What you will do — Your task is to print all of the material verbatim.

─── Extracted data ───

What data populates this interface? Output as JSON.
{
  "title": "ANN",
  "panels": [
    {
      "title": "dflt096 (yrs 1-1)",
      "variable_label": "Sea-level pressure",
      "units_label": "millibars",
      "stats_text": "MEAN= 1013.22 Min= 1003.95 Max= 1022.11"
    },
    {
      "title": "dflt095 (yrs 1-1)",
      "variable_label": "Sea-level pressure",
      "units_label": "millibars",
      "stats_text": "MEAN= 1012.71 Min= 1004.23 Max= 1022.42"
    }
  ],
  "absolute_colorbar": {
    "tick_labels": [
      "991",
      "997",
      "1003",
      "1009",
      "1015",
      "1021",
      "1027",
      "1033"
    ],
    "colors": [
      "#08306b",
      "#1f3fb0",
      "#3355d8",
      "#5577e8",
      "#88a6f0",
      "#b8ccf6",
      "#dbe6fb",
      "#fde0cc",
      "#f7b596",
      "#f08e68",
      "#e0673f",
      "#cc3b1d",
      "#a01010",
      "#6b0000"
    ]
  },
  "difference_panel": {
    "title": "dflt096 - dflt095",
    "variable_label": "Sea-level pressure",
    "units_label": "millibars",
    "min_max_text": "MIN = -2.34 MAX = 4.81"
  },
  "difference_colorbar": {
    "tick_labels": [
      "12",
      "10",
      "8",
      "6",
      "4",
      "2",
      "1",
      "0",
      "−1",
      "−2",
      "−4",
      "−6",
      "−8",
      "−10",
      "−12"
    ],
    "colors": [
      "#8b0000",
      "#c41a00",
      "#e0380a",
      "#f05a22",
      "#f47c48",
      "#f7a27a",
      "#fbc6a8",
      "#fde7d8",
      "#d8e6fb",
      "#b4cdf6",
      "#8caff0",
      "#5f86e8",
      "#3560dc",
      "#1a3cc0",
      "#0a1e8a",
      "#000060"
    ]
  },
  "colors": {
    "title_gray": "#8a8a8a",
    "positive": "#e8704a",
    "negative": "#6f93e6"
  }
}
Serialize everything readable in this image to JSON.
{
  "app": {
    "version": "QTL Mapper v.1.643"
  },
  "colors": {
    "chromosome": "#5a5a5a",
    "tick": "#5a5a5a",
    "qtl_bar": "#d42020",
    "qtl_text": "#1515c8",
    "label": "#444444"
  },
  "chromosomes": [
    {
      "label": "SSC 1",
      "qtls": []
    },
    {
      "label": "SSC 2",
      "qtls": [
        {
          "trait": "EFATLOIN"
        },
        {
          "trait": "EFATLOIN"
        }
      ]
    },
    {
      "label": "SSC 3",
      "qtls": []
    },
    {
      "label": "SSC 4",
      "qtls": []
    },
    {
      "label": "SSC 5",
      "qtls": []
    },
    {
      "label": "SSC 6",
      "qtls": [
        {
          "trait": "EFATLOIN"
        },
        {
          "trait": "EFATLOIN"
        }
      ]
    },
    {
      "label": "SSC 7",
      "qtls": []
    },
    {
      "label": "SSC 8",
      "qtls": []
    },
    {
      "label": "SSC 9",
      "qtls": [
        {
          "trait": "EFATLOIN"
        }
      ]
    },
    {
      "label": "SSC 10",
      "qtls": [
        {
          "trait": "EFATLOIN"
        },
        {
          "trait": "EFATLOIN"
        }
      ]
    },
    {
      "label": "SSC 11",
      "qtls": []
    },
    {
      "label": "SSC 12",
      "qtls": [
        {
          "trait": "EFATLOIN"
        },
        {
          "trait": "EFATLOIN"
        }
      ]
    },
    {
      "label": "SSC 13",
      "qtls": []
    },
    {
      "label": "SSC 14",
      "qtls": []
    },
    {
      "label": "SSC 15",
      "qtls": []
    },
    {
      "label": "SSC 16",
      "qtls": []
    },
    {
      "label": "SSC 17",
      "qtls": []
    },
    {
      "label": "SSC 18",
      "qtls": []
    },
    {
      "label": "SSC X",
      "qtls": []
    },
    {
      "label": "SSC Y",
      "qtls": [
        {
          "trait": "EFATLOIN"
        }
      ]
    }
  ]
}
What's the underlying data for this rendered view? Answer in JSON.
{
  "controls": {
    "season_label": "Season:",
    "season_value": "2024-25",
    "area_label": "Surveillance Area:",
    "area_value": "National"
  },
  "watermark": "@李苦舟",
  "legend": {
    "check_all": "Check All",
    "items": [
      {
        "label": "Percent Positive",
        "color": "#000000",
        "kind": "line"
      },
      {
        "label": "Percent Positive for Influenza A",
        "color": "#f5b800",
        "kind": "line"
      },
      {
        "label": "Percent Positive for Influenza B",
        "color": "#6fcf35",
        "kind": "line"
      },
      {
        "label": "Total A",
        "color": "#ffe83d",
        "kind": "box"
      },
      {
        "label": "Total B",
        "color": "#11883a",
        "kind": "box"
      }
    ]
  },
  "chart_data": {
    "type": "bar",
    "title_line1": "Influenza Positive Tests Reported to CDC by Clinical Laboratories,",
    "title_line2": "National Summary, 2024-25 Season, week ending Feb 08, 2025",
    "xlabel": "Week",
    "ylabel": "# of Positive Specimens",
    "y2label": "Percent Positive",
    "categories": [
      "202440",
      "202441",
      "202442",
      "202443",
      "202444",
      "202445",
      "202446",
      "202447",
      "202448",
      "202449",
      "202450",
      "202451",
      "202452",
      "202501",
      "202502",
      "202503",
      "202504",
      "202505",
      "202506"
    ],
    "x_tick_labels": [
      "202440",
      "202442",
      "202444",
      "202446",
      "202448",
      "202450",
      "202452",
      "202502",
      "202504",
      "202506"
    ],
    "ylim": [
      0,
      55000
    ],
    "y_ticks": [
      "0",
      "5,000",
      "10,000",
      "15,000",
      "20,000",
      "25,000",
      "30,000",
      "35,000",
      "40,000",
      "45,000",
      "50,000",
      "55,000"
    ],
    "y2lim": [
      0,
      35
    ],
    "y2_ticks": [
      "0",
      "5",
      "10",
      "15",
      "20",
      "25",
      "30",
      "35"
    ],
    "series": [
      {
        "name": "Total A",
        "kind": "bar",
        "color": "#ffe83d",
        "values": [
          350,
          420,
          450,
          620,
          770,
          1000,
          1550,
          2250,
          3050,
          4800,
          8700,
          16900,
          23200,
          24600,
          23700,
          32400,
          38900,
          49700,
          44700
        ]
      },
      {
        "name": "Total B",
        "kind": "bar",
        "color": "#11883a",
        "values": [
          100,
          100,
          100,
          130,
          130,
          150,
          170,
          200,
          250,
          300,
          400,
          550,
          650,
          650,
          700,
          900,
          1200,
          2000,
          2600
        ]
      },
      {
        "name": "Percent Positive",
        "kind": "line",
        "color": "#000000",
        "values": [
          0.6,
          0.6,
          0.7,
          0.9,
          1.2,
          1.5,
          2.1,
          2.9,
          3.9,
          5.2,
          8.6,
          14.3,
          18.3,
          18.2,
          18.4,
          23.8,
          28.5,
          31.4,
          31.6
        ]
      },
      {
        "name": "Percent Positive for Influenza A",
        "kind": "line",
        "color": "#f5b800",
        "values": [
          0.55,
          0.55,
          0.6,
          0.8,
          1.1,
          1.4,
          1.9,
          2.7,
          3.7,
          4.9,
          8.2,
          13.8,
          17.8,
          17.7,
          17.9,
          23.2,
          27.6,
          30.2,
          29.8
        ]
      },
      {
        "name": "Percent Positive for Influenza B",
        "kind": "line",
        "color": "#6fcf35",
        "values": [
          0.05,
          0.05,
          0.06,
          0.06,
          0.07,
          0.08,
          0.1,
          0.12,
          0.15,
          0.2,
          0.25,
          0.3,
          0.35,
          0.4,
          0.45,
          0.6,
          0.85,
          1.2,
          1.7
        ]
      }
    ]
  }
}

───

Exercise result —
What data populates this interface? Output as JSON.
{
  "title": "ANN",
  "panels": [
    {
      "title": "dflt096 (yrs 1-1)",
      "variable_label": "Sea-level pressure",
      "units_label": "millibars",
      "stats_text": "MEAN= 1013.22 Min= 1003.95 Max= 1022.11"
    },
    {
      "title": "dflt095 (yrs 1-1)",
      "variable_label": "Sea-level pressure",
      "units_label": "millibars",
      "stats_text": "MEAN= 1012.71 Min= 1004.23 Max= 1022.42"
    }
  ],
  "absolute_colorbar": {
    "tick_labels": [
      "991",
      "997",
      "1003",
      "1009",
      "1015",
      "1021",
      "1027",
      "1033"
    ],
    "colors": [
      "#08306b",
      "#1f3fb0",
      "#3355d8",
      "#5577e8",
      "#88a6f0",
      "#b8ccf6",
      "#dbe6fb",
      "#fde0cc",
      "#f7b596",
      "#f08e68",
      "#e0673f",
      "#cc3b1d",
      "#a01010",
      "#6b0000"
    ]
  },
  "difference_panel": {
    "title": "dflt096 - dflt095",
    "variable_label": "Sea-level pressure",
    "units_label": "millibars",
    "min_max_text": "MIN = -2.34 MAX = 4.81"
  },
  "difference_colorbar": {
    "tick_labels": [
      "12",
      "10",
      "8",
      "6",
      "4",
      "2",
      "1",
      "0",
      "−1",
      "−2",
      "−4",
      "−6",
      "−8",
      "−10",
      "−12"
    ],
    "colors": [
      "#8b0000",
      "#c41a00",
      "#e0380a",
      "#f05a22",
      "#f47c48",
      "#f7a27a",
      "#fbc6a8",
      "#fde7d8",
      "#d8e6fb",
      "#b4cdf6",
      "#8caff0",
      "#5f86e8",
      "#3560dc",
      "#1a3cc0",
      "#0a1e8a",
      "#000060"
    ]
  },
  "colors": {
    "title_gray": "#8a8a8a",
    "positive": "#e8704a",
    "negative": "#6f93e6"
  }
}
Serialize everything readable in this image to JSON.
{
  "app": {
    "version": "QTL Mapper v.1.643"
  },
  "colors": {
    "chromosome": "#5a5a5a",
    "tick": "#5a5a5a",
    "qtl_bar": "#d42020",
    "qtl_text": "#1515c8",
    "label": "#444444"
  },
  "chromosomes": [
    {
      "label": "SSC 1",
      "qtls": []
    },
    {
      "label": "SSC 2",
      "qtls": [
        {
          "trait": "EFATLOIN"
        },
        {
          "trait": "EFATLOIN"
        }
      ]
    },
    {
      "label": "SSC 3",
      "qtls": []
    },
    {
      "label": "SSC 4",
      "qtls": []
    },
    {
      "label": "SSC 5",
      "qtls": []
    },
    {
      "label": "SSC 6",
      "qtls": [
        {
          "trait": "EFATLOIN"
        },
        {
          "trait": "EFATLOIN"
        }
      ]
    },
    {
      "label": "SSC 7",
      "qtls": []
    },
    {
      "label": "SSC 8",
      "qtls": []
    },
    {
      "label": "SSC 9",
      "qtls": [
        {
          "trait": "EFATLOIN"
        }
      ]
    },
    {
      "label": "SSC 10",
      "qtls": [
        {
          "trait": "EFATLOIN"
        },
        {
          "trait": "EFATLOIN"
        }
      ]
    },
    {
      "label": "SSC 11",
      "qtls": []
    },
    {
      "label": "SSC 12",
      "qtls": [
        {
          "trait": "EFATLOIN"
        },
        {
          "trait": "EFATLOIN"
        }
      ]
    },
    {
      "label": "SSC 13",
      "qtls": []
    },
    {
      "label": "SSC 14",
      "qtls": []
    },
    {
      "label": "SSC 15",
      "qtls": []
    },
    {
      "label": "SSC 16",
      "qtls": []
    },
    {
      "label": "SSC 17",
      "qtls": []
    },
    {
      "label": "SSC 18",
      "qtls": []
    },
    {
      "label": "SSC X",
      "qtls": []
    },
    {
      "label": "SSC Y",
      "qtls": [
        {
          "trait": "EFATLOIN"
        }
      ]
    }
  ]
}
What's the underlying data for this rendered view? Answer in JSON.
{
  "controls": {
    "season_label": "Season:",
    "season_value": "2024-25",
    "area_label": "Surveillance Area:",
    "area_value": "National"
  },
  "watermark": "@李苦舟",
  "legend": {
    "check_all": "Check All",
    "items": [
      {
        "label": "Percent Positive",
        "color": "#000000",
        "kind": "line"
      },
      {
        "label": "Percent Positive for Influenza A",
        "color": "#f5b800",
        "kind": "line"
      },
      {
        "label": "Percent Positive for Influenza B",
        "color": "#6fcf35",
        "kind": "line"
      },
      {
        "label": "Total A",
        "color": "#ffe83d",
        "kind": "box"
      },
      {
        "label": "Total B",
        "color": "#11883a",
        "kind": "box"
      }
    ]
  },
  "chart_data": {
    "type": "bar",
    "title_line1": "Influenza Positive Tests Reported to CDC by Clinical Laboratories,",
    "title_line2": "National Summary, 2024-25 Season, week ending Feb 08, 2025",
    "xlabel": "Week",
    "ylabel": "# of Positive Specimens",
    "y2label": "Percent Positive",
    "categories": [
      "202440",
      "202441",
      "202442",
      "202443",
      "202444",
      "202445",
      "202446",
      "202447",
      "202448",
      "202449",
      "202450",
      "202451",
      "202452",
      "202501",
      "202502",
      "202503",
      "202504",
      "202505",
      "202506"
    ],
    "x_tick_labels": [
      "202440",
      "202442",
      "202444",
      "202446",
      "202448",
      "202450",
      "202452",
      "202502",
      "202504",
      "202506"
    ],
    "ylim": [
      0,
      55000
    ],
    "y_ticks": [
      "0",
      "5,000",
      "10,000",
      "15,000",
      "20,000",
      "25,000",
      "30,000",
      "35,000",
      "40,000",
      "45,000",
      "50,000",
      "55,000"
    ],
    "y2lim": [
      0,
      35
    ],
    "y2_ticks": [
      "0",
      "5",
      "10",
      "15",
      "20",
      "25",
      "30",
      "35"
    ],
    "series": [
      {
        "name": "Total A",
        "kind": "bar",
        "color": "#ffe83d",
        "values": [
          350,
          420,
          450,
          620,
          770,
          1000,
          1550,
          2250,
          3050,
          4800,
          8700,
          16900,
          23200,
          24600,
          23700,
          32400,
          38900,
          49700,
          44700
        ]
      },
      {
        "name": "Total B",
        "kind": "bar",
        "color": "#11883a",
        "values": [
          100,
          100,
          100,
          130,
          130,
          150,
          170,
          200,
          250,
          300,
          400,
          550,
          650,
          650,
          700,
          900,
          1200,
          2000,
          2600
        ]
      },
      {
        "name": "Percent Positive",
        "kind": "line",
        "color": "#000000",
        "values": [
          0.6,
          0.6,
          0.7,
          0.9,
          1.2,
          1.5,
          2.1,
          2.9,
          3.9,
          5.2,
          8.6,
          14.3,
          18.3,
          18.2,
          18.4,
          23.8,
          28.5,
          31.4,
          31.6
        ]
      },
      {
        "name": "Percent Positive for Influenza A",
        "kind": "line",
        "color": "#f5b800",
        "values": [
          0.55,
          0.55,
          0.6,
          0.8,
          1.1,
          1.4,
          1.9,
          2.7,
          3.7,
          4.9,
          8.2,
          13.8,
          17.8,
          17.7,
          17.9,
          23.2,
          27.6,
          30.2,
          29.8
        ]
      },
      {
        "name": "Percent Positive for Influenza B",
        "kind": "line",
        "color": "#6fcf35",
        "values": [
          0.05,
          0.05,
          0.06,
          0.06,
          0.07,
          0.08,
          0.1,
          0.12,
          0.15,
          0.2,
          0.25,
          0.3,
          0.35,
          0.4,
          0.45,
          0.6,
          0.85,
          1.2,
          1.7
        ]
      }
    ]
  }
}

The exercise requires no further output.